Stored data
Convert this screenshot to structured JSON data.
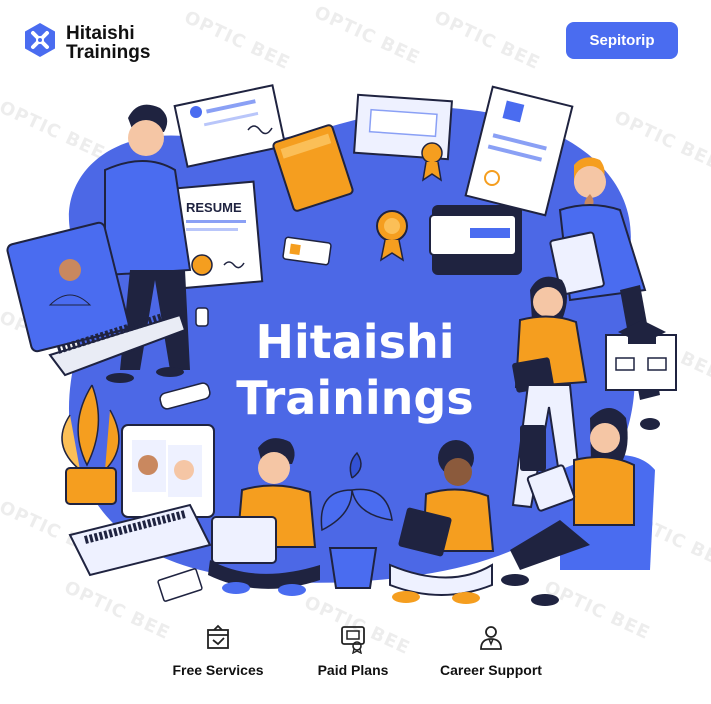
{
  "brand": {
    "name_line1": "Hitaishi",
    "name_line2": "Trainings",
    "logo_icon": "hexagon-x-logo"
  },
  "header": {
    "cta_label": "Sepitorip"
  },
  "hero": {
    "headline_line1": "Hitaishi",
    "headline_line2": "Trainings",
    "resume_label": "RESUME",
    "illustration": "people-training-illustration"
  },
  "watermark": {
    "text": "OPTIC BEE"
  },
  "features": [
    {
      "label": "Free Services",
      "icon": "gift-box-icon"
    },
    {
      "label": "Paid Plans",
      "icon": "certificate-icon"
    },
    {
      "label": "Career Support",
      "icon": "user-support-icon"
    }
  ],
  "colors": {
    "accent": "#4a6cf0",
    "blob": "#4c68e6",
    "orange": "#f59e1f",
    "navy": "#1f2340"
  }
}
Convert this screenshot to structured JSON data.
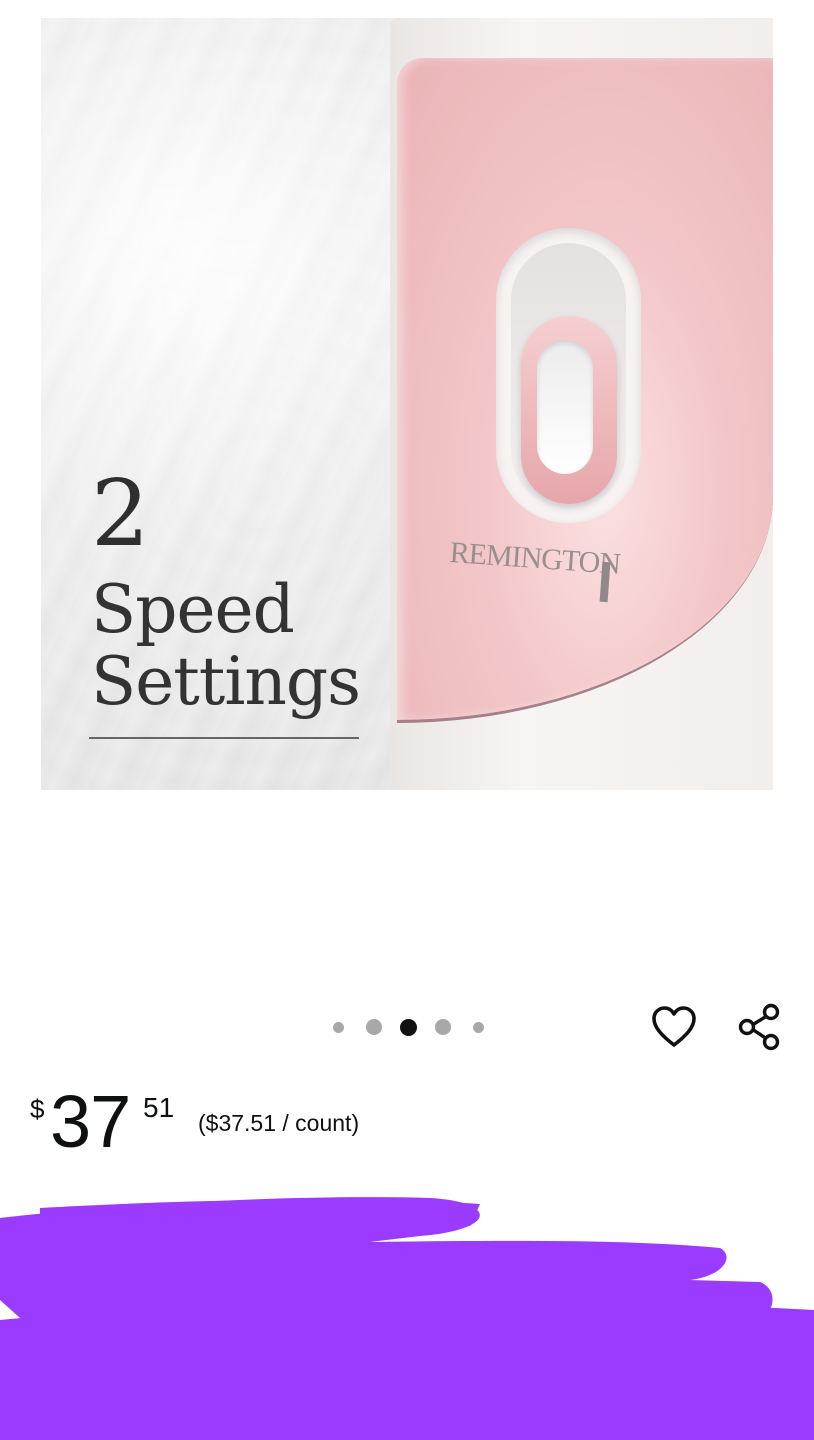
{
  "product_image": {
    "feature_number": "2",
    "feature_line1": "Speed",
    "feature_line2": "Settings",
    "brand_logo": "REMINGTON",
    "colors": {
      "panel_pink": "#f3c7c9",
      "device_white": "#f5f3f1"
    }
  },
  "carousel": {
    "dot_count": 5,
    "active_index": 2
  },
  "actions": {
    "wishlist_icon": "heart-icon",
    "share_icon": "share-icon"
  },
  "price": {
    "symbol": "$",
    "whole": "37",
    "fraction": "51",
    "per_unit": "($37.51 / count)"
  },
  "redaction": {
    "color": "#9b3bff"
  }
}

What you need to do
Transcribe the records above exactly, omitting every picture they contain.

Exercise output
Convert this screenshot to structured JSON data.
{
  "brand": {
    "name_line1": "Hitaishi",
    "name_line2": "Trainings",
    "logo_icon": "hexagon-x-logo"
  },
  "header": {
    "cta_label": "Sepitorip"
  },
  "hero": {
    "headline_line1": "Hitaishi",
    "headline_line2": "Trainings",
    "resume_label": "RESUME",
    "illustration": "people-training-illustration"
  },
  "watermark": {
    "text": "OPTIC BEE"
  },
  "features": [
    {
      "label": "Free Services",
      "icon": "gift-box-icon"
    },
    {
      "label": "Paid Plans",
      "icon": "certificate-icon"
    },
    {
      "label": "Career Support",
      "icon": "user-support-icon"
    }
  ],
  "colors": {
    "accent": "#4a6cf0",
    "blob": "#4c68e6",
    "orange": "#f59e1f",
    "navy": "#1f2340"
  }
}
Convert this screenshot to structured JSON data.
{
  "product_image": {
    "feature_number": "2",
    "feature_line1": "Speed",
    "feature_line2": "Settings",
    "brand_logo": "REMINGTON",
    "colors": {
      "panel_pink": "#f3c7c9",
      "device_white": "#f5f3f1"
    }
  },
  "carousel": {
    "dot_count": 5,
    "active_index": 2
  },
  "actions": {
    "wishlist_icon": "heart-icon",
    "share_icon": "share-icon"
  },
  "price": {
    "symbol": "$",
    "whole": "37",
    "fraction": "51",
    "per_unit": "($37.51 / count)"
  },
  "redaction": {
    "color": "#9b3bff"
  }
}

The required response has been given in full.